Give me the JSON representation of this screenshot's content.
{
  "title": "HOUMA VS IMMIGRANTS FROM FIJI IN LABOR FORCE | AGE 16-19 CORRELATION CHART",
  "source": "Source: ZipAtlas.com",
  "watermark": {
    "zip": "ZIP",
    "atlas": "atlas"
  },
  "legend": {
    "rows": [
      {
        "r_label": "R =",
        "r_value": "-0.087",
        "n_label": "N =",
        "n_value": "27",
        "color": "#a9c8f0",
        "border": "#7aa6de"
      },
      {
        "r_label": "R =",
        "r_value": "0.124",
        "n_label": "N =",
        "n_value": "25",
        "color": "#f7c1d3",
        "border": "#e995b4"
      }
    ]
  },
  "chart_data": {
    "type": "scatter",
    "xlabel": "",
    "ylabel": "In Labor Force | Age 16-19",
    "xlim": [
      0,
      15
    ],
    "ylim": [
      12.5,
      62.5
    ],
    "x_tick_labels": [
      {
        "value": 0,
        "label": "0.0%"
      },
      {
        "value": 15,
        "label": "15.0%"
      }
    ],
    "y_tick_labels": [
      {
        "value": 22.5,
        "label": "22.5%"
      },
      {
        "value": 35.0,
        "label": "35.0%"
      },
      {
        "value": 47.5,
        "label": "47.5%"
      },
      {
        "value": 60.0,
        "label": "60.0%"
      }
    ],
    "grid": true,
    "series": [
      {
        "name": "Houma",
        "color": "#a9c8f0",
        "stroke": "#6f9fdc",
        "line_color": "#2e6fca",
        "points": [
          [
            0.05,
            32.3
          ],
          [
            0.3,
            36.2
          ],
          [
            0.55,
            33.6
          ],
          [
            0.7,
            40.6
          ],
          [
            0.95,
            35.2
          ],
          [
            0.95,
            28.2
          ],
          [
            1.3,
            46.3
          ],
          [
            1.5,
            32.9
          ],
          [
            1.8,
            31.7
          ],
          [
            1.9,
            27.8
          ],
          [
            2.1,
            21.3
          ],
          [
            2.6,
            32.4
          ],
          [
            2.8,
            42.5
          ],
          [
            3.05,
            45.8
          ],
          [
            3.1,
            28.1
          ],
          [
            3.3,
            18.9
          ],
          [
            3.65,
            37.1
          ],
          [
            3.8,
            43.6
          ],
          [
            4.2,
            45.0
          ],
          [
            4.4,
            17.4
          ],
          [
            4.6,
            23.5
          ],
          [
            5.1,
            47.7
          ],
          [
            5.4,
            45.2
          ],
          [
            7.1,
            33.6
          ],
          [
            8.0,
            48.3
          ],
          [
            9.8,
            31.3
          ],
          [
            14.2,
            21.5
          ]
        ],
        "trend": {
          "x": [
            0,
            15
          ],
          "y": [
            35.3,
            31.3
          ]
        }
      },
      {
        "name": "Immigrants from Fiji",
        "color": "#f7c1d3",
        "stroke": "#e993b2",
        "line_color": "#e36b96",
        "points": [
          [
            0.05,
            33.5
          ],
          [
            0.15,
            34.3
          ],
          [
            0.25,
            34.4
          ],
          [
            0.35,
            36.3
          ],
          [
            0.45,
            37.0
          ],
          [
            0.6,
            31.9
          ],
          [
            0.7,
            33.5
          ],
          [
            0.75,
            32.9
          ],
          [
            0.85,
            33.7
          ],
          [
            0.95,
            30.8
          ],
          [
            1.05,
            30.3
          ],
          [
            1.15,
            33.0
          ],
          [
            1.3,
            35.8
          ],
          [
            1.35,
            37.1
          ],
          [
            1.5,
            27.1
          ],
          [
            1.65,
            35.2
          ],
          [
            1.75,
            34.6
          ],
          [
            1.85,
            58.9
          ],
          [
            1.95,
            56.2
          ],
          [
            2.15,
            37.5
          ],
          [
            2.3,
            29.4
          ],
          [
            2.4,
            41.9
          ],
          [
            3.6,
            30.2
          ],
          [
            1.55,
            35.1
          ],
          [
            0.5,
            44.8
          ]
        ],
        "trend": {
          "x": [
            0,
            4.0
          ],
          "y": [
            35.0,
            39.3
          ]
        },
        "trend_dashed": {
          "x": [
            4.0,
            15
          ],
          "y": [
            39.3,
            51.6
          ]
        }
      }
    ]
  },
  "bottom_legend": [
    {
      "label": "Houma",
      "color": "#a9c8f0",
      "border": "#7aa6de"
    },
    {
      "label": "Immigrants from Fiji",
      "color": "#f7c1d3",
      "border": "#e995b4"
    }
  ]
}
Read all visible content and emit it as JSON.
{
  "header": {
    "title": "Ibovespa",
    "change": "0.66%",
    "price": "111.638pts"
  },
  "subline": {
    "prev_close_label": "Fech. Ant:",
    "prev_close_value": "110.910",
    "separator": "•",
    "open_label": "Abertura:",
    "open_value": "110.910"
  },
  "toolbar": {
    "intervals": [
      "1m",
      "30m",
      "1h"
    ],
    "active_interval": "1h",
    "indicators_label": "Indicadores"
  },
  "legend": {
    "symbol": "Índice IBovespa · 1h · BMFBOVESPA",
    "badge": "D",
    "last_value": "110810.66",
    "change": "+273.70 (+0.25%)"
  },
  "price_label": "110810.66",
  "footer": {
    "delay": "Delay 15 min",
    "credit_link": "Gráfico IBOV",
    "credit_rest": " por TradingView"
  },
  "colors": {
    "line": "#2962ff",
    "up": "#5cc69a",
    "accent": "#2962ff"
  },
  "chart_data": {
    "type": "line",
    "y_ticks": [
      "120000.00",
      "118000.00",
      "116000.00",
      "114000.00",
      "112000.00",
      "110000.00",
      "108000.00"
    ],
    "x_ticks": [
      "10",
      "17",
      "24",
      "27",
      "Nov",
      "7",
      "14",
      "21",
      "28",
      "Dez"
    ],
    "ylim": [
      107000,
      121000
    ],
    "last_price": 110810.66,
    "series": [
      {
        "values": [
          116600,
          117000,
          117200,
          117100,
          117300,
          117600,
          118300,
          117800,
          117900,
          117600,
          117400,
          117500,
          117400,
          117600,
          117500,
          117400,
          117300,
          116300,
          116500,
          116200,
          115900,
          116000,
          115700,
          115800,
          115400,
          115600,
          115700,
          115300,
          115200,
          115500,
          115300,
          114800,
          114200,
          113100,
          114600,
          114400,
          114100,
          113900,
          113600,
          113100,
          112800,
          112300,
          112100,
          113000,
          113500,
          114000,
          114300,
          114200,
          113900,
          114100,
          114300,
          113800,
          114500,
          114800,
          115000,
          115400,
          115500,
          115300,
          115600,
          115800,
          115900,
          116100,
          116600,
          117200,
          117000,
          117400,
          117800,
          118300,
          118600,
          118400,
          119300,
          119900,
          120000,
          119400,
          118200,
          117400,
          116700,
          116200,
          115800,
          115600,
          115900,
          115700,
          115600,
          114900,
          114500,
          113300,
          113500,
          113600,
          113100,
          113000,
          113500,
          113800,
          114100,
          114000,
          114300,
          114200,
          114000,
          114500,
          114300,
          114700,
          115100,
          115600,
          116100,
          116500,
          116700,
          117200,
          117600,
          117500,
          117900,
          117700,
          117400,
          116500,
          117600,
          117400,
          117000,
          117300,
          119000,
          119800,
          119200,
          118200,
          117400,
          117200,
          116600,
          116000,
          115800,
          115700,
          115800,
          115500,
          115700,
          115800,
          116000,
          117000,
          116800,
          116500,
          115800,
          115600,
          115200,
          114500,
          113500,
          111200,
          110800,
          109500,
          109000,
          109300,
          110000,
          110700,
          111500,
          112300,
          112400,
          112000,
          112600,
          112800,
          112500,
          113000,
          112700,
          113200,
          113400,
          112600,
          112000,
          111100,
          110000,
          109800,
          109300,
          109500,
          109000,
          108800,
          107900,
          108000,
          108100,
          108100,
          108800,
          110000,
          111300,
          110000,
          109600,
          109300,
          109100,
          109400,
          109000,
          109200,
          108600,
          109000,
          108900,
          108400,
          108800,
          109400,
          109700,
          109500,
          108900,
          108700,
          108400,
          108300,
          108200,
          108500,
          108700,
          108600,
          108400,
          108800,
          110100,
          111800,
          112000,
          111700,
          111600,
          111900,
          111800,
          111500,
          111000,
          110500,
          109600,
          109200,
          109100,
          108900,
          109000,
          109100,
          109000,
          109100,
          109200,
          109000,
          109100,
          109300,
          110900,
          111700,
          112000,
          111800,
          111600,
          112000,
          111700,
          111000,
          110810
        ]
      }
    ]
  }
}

____________________

- _Exercise details_:
In the records above, locate the lines holding the word "title". Copy each of them.

- _Solution for this task_:
  "title": "HOUMA VS IMMIGRANTS FROM FIJI IN LABOR FORCE | AGE 16-19 CORRELATION CHART",
    "title": "Ibovespa",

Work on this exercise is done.